**GIVEN TASK:**
Look through the material below and give the number of lines holding "opacity", with no other words.

**SUPPLIED DATA:**
--------

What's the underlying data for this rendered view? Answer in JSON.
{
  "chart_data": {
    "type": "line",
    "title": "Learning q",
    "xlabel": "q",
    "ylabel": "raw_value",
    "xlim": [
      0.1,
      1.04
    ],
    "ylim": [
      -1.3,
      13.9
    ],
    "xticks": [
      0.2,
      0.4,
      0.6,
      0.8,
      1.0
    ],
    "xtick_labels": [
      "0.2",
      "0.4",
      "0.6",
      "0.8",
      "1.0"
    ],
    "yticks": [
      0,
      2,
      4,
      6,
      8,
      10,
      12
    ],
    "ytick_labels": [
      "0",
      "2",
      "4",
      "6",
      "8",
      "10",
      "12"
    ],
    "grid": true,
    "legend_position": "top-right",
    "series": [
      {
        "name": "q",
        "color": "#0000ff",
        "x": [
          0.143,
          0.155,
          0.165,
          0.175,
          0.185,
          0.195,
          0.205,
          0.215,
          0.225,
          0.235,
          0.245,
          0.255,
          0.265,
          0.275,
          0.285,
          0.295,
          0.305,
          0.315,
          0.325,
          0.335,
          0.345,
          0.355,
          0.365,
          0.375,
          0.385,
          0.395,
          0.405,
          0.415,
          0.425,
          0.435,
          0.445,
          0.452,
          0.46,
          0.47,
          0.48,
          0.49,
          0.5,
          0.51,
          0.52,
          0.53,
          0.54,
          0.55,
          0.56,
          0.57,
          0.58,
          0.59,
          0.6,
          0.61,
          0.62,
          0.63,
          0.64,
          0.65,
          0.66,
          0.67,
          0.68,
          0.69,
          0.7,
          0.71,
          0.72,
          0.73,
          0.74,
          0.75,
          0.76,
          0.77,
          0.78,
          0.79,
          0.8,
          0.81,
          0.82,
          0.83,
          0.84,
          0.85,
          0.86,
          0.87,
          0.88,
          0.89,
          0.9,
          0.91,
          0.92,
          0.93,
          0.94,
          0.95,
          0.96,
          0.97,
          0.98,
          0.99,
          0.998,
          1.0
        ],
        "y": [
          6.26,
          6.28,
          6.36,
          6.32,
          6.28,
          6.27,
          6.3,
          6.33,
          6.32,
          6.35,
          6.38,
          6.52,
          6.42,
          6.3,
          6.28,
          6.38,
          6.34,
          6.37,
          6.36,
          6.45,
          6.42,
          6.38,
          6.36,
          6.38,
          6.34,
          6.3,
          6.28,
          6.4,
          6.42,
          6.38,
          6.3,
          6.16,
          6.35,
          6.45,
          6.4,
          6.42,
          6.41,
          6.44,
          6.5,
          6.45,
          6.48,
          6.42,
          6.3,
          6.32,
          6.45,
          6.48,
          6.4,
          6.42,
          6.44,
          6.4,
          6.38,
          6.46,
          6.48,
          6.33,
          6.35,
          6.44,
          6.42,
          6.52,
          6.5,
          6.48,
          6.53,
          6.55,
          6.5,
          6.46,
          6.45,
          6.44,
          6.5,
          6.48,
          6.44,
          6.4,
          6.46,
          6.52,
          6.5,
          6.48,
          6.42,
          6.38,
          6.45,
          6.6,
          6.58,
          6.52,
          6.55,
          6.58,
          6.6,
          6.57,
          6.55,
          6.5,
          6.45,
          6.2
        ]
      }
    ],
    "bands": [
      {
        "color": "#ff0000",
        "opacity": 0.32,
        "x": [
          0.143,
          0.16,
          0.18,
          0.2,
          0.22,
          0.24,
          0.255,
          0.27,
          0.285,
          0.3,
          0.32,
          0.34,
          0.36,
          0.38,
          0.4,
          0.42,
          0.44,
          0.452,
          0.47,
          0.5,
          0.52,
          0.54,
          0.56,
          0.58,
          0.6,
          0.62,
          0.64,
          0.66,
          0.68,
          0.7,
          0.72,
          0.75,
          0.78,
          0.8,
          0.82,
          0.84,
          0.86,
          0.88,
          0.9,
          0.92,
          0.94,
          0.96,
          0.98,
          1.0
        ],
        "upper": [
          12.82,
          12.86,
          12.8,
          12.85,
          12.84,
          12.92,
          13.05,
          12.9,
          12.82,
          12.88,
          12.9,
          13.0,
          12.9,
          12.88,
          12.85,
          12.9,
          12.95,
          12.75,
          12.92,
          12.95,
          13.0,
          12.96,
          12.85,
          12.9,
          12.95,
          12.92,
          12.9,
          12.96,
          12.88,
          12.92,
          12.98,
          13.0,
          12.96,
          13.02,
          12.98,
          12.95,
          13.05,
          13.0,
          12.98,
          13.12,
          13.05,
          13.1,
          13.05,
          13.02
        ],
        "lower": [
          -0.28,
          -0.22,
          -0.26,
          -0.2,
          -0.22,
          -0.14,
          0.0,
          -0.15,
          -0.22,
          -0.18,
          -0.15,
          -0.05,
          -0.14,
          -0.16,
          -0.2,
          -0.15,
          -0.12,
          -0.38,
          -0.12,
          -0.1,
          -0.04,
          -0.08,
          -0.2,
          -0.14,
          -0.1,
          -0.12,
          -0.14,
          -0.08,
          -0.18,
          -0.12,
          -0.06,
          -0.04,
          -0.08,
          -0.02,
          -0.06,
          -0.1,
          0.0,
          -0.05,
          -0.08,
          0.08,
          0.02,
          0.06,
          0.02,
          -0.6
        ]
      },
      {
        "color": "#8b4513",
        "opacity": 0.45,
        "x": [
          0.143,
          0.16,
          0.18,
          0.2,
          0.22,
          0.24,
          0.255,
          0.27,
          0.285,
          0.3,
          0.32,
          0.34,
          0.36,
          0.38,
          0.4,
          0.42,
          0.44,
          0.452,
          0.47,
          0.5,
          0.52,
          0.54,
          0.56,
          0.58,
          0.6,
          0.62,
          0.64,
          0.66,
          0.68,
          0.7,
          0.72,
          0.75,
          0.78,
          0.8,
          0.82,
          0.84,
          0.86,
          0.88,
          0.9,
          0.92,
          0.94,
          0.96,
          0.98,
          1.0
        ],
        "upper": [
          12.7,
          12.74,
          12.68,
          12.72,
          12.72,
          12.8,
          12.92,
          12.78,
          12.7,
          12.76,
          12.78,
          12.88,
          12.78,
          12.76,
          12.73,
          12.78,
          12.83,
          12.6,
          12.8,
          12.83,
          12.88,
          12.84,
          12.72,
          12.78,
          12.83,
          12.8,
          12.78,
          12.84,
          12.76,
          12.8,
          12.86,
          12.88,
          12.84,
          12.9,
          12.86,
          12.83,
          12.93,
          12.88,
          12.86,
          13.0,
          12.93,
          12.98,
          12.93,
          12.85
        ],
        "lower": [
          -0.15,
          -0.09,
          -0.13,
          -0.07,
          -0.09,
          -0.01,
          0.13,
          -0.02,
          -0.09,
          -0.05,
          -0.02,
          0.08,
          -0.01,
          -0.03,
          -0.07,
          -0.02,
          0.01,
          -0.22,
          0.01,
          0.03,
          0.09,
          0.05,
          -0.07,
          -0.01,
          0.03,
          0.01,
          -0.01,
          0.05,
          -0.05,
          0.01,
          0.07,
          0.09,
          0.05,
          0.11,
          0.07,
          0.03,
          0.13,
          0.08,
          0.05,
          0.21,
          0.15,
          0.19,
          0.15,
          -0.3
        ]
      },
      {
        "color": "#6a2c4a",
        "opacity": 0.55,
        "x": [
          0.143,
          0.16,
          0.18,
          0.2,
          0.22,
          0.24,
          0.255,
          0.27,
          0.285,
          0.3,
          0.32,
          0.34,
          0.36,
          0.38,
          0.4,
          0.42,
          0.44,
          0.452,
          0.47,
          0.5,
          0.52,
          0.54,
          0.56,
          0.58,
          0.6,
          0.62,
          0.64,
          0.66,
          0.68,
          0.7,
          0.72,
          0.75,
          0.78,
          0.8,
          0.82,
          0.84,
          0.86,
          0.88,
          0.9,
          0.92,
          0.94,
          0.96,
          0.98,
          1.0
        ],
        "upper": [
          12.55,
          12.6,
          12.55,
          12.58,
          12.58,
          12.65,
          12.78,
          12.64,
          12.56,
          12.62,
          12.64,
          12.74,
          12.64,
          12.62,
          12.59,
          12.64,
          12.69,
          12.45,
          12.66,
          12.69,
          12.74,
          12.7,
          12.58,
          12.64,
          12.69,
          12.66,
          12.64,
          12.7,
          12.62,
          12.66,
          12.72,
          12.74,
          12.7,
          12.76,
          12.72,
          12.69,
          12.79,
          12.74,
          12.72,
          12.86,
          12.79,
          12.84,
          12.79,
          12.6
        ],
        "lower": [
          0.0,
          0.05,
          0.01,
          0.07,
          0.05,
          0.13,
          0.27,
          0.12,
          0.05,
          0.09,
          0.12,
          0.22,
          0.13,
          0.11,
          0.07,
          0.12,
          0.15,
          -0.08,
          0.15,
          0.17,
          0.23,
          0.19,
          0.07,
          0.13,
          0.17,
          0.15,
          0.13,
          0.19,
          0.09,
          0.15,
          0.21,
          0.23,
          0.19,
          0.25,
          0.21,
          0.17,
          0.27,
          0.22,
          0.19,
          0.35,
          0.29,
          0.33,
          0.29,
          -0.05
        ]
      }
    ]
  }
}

--------

**ANSWER TO THE EXERCISE:**
3